Data entries:
╔══

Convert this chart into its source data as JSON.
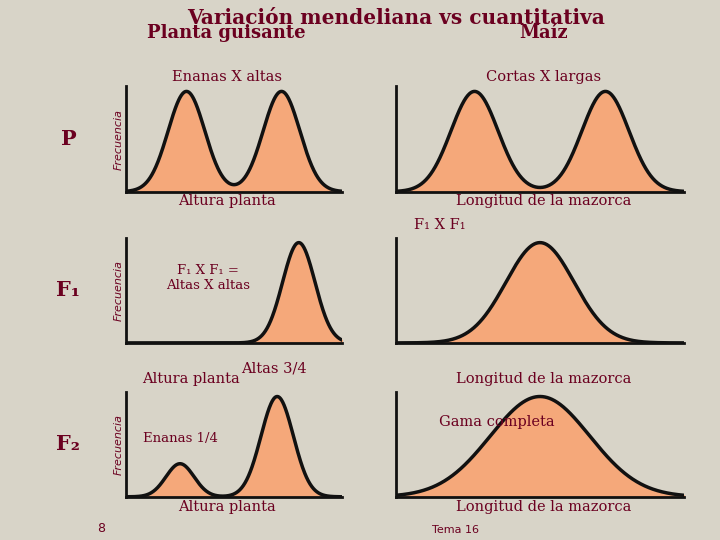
{
  "title_line1": "Variación mendeliana vs cuantitativa",
  "title_line2_left": "Planta guisante",
  "title_line2_right": "Maíz",
  "bg_color": "#d8d4c8",
  "fill_color": "#f5a87a",
  "line_color": "#111111",
  "text_color": "#6b0020",
  "axis_color": "#111111",
  "P_left_label": "Enanas X altas",
  "P_right_label": "Cortas X largas",
  "P_xlabel_left": "Altura planta",
  "P_xlabel_right": "Longitud de la mazorca",
  "F1_left_label": "F₁ X F₁ =\nAltas X altas",
  "F1_right_label": "F₁ X F₁",
  "F2_left_label_top": "Altura planta",
  "F2_left_label_mid": "Altas 3/4",
  "F2_left_label_bot": "Enanas 1/4",
  "F2_right_label_top": "Longitud de la mazorca",
  "F2_right_label_mid": "Gama completa",
  "F2_xlabel_left": "Altura planta",
  "F2_xlabel_right": "Longitud de la mazorca",
  "frecuencia_label": "Frecuencia",
  "row_labels": [
    "P",
    "F₁",
    "F₂"
  ],
  "bottom_left_label": "8",
  "bottom_right_text": "Tema 16"
}
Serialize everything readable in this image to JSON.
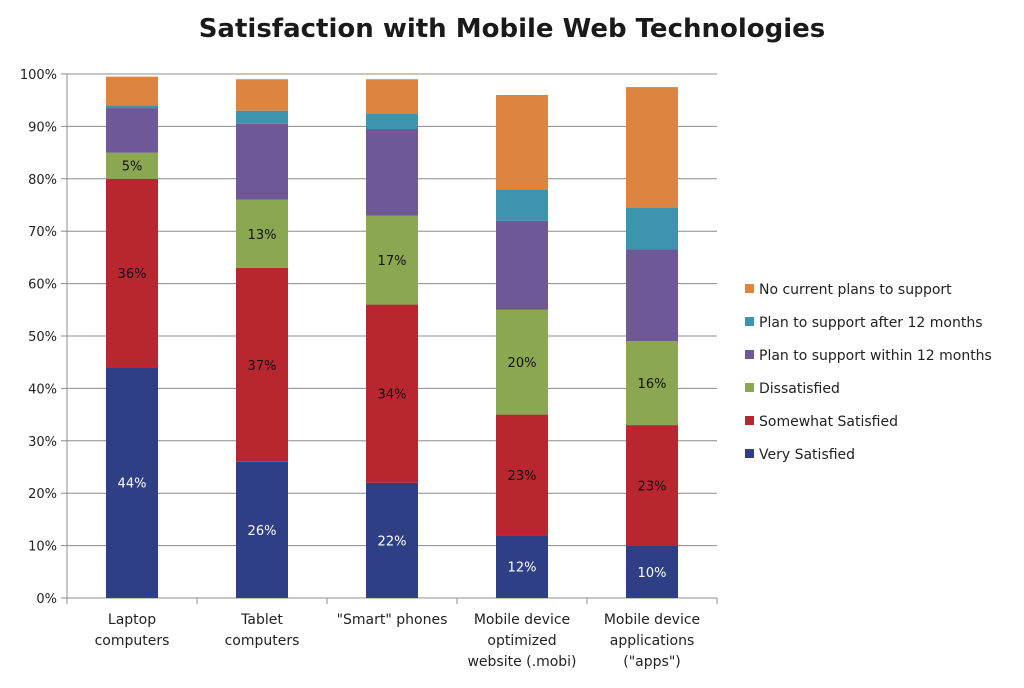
{
  "chart_data": {
    "type": "bar",
    "stacked": true,
    "title": "Satisfaction with Mobile Web Technologies",
    "categories": [
      "Laptop computers",
      "Tablet computers",
      "\"Smart\" phones",
      "Mobile device optimized website (.mobi)",
      "Mobile device applications (\"apps\")"
    ],
    "category_label_lines": [
      [
        "Laptop",
        "computers"
      ],
      [
        "Tablet",
        "computers"
      ],
      [
        "\"Smart\" phones"
      ],
      [
        "Mobile device",
        "optimized",
        "website (.mobi)"
      ],
      [
        "Mobile device",
        "applications",
        "(\"apps\")"
      ]
    ],
    "series": [
      {
        "name": "Very Satisfied",
        "color": "#2E3F86",
        "label_color": "#ffffff",
        "values": [
          44,
          26,
          22,
          12,
          10
        ],
        "labels": [
          "44%",
          "26%",
          "22%",
          "12%",
          "10%"
        ]
      },
      {
        "name": "Somewhat Satisfied",
        "color": "#B8262F",
        "label_color": "#111111",
        "values": [
          36,
          37,
          34,
          23,
          23
        ],
        "labels": [
          "36%",
          "37%",
          "34%",
          "23%",
          "23%"
        ]
      },
      {
        "name": "Dissatisfied",
        "color": "#8BA752",
        "label_color": "#111111",
        "values": [
          5,
          13,
          17,
          20,
          16
        ],
        "labels": [
          "5%",
          "13%",
          "17%",
          "20%",
          "16%"
        ]
      },
      {
        "name": "Plan to support within 12 months",
        "color": "#6E5896",
        "label_color": "#111111",
        "values": [
          8.5,
          14.5,
          16.5,
          17,
          17.5
        ],
        "labels": [
          "",
          "",
          "",
          "",
          ""
        ]
      },
      {
        "name": "Plan to support after 12 months",
        "color": "#3C95AD",
        "label_color": "#111111",
        "values": [
          0.5,
          2.5,
          3,
          6,
          8
        ],
        "labels": [
          "",
          "",
          "",
          "",
          ""
        ]
      },
      {
        "name": "No current plans to support",
        "color": "#DD8540",
        "label_color": "#111111",
        "values": [
          5.5,
          6,
          6.5,
          18,
          23
        ],
        "labels": [
          "",
          "",
          "",
          "",
          ""
        ]
      }
    ],
    "ylim": [
      0,
      100
    ],
    "yticks": [
      "0%",
      "10%",
      "20%",
      "30%",
      "40%",
      "50%",
      "60%",
      "70%",
      "80%",
      "90%",
      "100%"
    ],
    "grid": true,
    "legend_position": "right"
  }
}
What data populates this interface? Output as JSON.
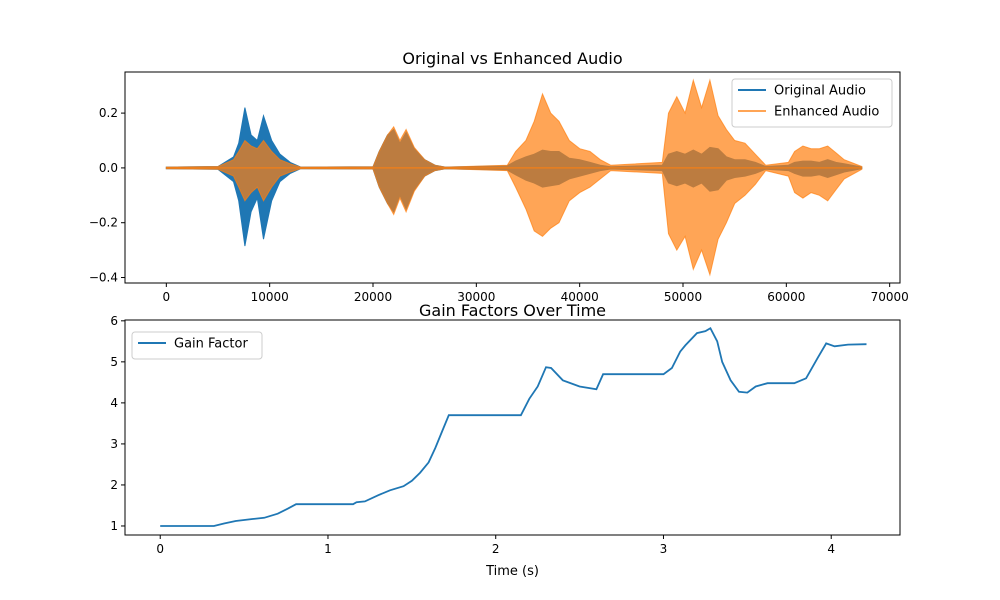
{
  "chart_data": [
    {
      "type": "line",
      "title": "Original vs Enhanced Audio",
      "xlabel": "",
      "ylabel": "",
      "xlim": [
        -4000,
        71000
      ],
      "ylim": [
        -0.42,
        0.35
      ],
      "xticks": [
        0,
        10000,
        20000,
        30000,
        40000,
        50000,
        60000,
        70000
      ],
      "yticks": [
        -0.4,
        -0.2,
        0.0,
        0.2
      ],
      "xtick_labels": [
        "0",
        "10000",
        "20000",
        "30000",
        "40000",
        "50000",
        "60000",
        "70000"
      ],
      "ytick_labels": [
        "−0.4",
        "−0.2",
        "0.0",
        "0.2"
      ],
      "grid": false,
      "legend": "upper-right",
      "series": [
        {
          "name": "Original Audio",
          "color": "#1f77b4",
          "style": "envelope",
          "x": [
            0,
            5000,
            6500,
            7000,
            7600,
            8200,
            8800,
            9400,
            10200,
            11000,
            12000,
            13000,
            20000,
            20600,
            21400,
            22000,
            22600,
            23200,
            24000,
            25000,
            26000,
            27000,
            33000,
            33800,
            34800,
            35600,
            36400,
            37200,
            38000,
            39000,
            40000,
            41000,
            42000,
            43000,
            48000,
            48600,
            49400,
            50200,
            51000,
            51800,
            52600,
            53400,
            54200,
            55000,
            56000,
            57000,
            58000,
            60200,
            60800,
            61600,
            62400,
            63200,
            64000,
            64800,
            65600,
            67300
          ],
          "top": [
            0.003,
            0.005,
            0.04,
            0.09,
            0.22,
            0.12,
            0.1,
            0.19,
            0.1,
            0.05,
            0.02,
            0.003,
            0.004,
            0.06,
            0.12,
            0.14,
            0.09,
            0.13,
            0.07,
            0.03,
            0.01,
            0.003,
            0.008,
            0.025,
            0.04,
            0.05,
            0.065,
            0.06,
            0.06,
            0.035,
            0.03,
            0.02,
            0.01,
            0.004,
            0.01,
            0.05,
            0.06,
            0.05,
            0.065,
            0.05,
            0.075,
            0.07,
            0.04,
            0.03,
            0.03,
            0.02,
            0.005,
            0.01,
            0.02,
            0.025,
            0.025,
            0.02,
            0.03,
            0.02,
            0.015,
            0.003
          ],
          "bottom": [
            -0.003,
            -0.005,
            -0.05,
            -0.12,
            -0.285,
            -0.16,
            -0.11,
            -0.26,
            -0.12,
            -0.05,
            -0.02,
            -0.003,
            -0.004,
            -0.07,
            -0.13,
            -0.16,
            -0.1,
            -0.15,
            -0.08,
            -0.03,
            -0.01,
            -0.003,
            -0.008,
            -0.025,
            -0.045,
            -0.055,
            -0.07,
            -0.065,
            -0.06,
            -0.04,
            -0.03,
            -0.02,
            -0.01,
            -0.004,
            -0.01,
            -0.055,
            -0.065,
            -0.055,
            -0.07,
            -0.055,
            -0.085,
            -0.08,
            -0.045,
            -0.035,
            -0.03,
            -0.02,
            -0.005,
            -0.01,
            -0.02,
            -0.03,
            -0.03,
            -0.025,
            -0.035,
            -0.025,
            -0.015,
            -0.003
          ]
        },
        {
          "name": "Enhanced Audio",
          "color": "#ff7f0e",
          "opacity": 0.7,
          "style": "envelope",
          "x": [
            0,
            5000,
            6500,
            7000,
            7600,
            8200,
            8800,
            9400,
            10200,
            11000,
            12000,
            13000,
            20000,
            20600,
            21400,
            22000,
            22600,
            23200,
            24000,
            25000,
            26000,
            27000,
            33000,
            33800,
            34800,
            35600,
            36400,
            37200,
            38000,
            39000,
            40000,
            41000,
            42000,
            43000,
            48000,
            48600,
            49400,
            50200,
            51000,
            51800,
            52600,
            53400,
            54200,
            55000,
            56000,
            57000,
            58000,
            60200,
            60800,
            61600,
            62400,
            63200,
            64000,
            64800,
            65600,
            67300
          ],
          "top": [
            0.003,
            0.005,
            0.03,
            0.06,
            0.1,
            0.08,
            0.07,
            0.1,
            0.06,
            0.03,
            0.015,
            0.003,
            0.004,
            0.06,
            0.12,
            0.15,
            0.1,
            0.14,
            0.075,
            0.03,
            0.01,
            0.003,
            0.01,
            0.06,
            0.1,
            0.17,
            0.27,
            0.2,
            0.17,
            0.1,
            0.07,
            0.06,
            0.03,
            0.01,
            0.02,
            0.2,
            0.26,
            0.2,
            0.32,
            0.22,
            0.32,
            0.19,
            0.14,
            0.1,
            0.09,
            0.05,
            0.01,
            0.02,
            0.06,
            0.08,
            0.07,
            0.07,
            0.08,
            0.055,
            0.03,
            0.005
          ],
          "bottom": [
            -0.003,
            -0.005,
            -0.03,
            -0.07,
            -0.12,
            -0.09,
            -0.07,
            -0.12,
            -0.07,
            -0.03,
            -0.015,
            -0.003,
            -0.004,
            -0.07,
            -0.13,
            -0.17,
            -0.11,
            -0.16,
            -0.085,
            -0.03,
            -0.01,
            -0.003,
            -0.01,
            -0.07,
            -0.15,
            -0.23,
            -0.25,
            -0.22,
            -0.2,
            -0.12,
            -0.09,
            -0.07,
            -0.04,
            -0.01,
            -0.02,
            -0.24,
            -0.3,
            -0.25,
            -0.37,
            -0.3,
            -0.39,
            -0.26,
            -0.2,
            -0.13,
            -0.1,
            -0.06,
            -0.01,
            -0.03,
            -0.09,
            -0.11,
            -0.09,
            -0.1,
            -0.12,
            -0.08,
            -0.04,
            -0.005
          ]
        }
      ]
    },
    {
      "type": "line",
      "title": "Gain Factors Over Time",
      "xlabel": "Time (s)",
      "ylabel": "",
      "xlim": [
        -0.21,
        4.41
      ],
      "ylim": [
        0.78,
        6.02
      ],
      "xticks": [
        0,
        1,
        2,
        3,
        4
      ],
      "yticks": [
        1,
        2,
        3,
        4,
        5,
        6
      ],
      "xtick_labels": [
        "0",
        "1",
        "2",
        "3",
        "4"
      ],
      "ytick_labels": [
        "1",
        "2",
        "3",
        "4",
        "5",
        "6"
      ],
      "grid": false,
      "legend": "upper-left",
      "series": [
        {
          "name": "Gain Factor",
          "color": "#1f77b4",
          "x": [
            0,
            0.32,
            0.38,
            0.45,
            0.55,
            0.62,
            0.7,
            0.76,
            0.81,
            1.15,
            1.17,
            1.22,
            1.3,
            1.37,
            1.45,
            1.5,
            1.55,
            1.6,
            1.64,
            1.68,
            1.72,
            2.1,
            2.15,
            2.2,
            2.25,
            2.3,
            2.33,
            2.4,
            2.5,
            2.6,
            2.64,
            3.0,
            3.05,
            3.1,
            3.13,
            3.2,
            3.25,
            3.28,
            3.32,
            3.35,
            3.4,
            3.45,
            3.5,
            3.55,
            3.62,
            3.78,
            3.85,
            3.92,
            3.97,
            4.02,
            4.1,
            4.21
          ],
          "y": [
            1.0,
            1.0,
            1.06,
            1.12,
            1.17,
            1.2,
            1.3,
            1.42,
            1.53,
            1.53,
            1.58,
            1.6,
            1.75,
            1.87,
            1.97,
            2.1,
            2.3,
            2.55,
            2.9,
            3.3,
            3.7,
            3.7,
            3.7,
            4.1,
            4.4,
            4.87,
            4.85,
            4.55,
            4.4,
            4.33,
            4.7,
            4.7,
            4.85,
            5.25,
            5.4,
            5.7,
            5.75,
            5.82,
            5.5,
            5.0,
            4.55,
            4.27,
            4.25,
            4.4,
            4.48,
            4.48,
            4.6,
            5.1,
            5.45,
            5.38,
            5.42,
            5.43
          ]
        }
      ]
    }
  ]
}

╚══

Write down the number of lines where the word "support" appears, and nothing further.

- **PROBLEM SOLUTION**:
3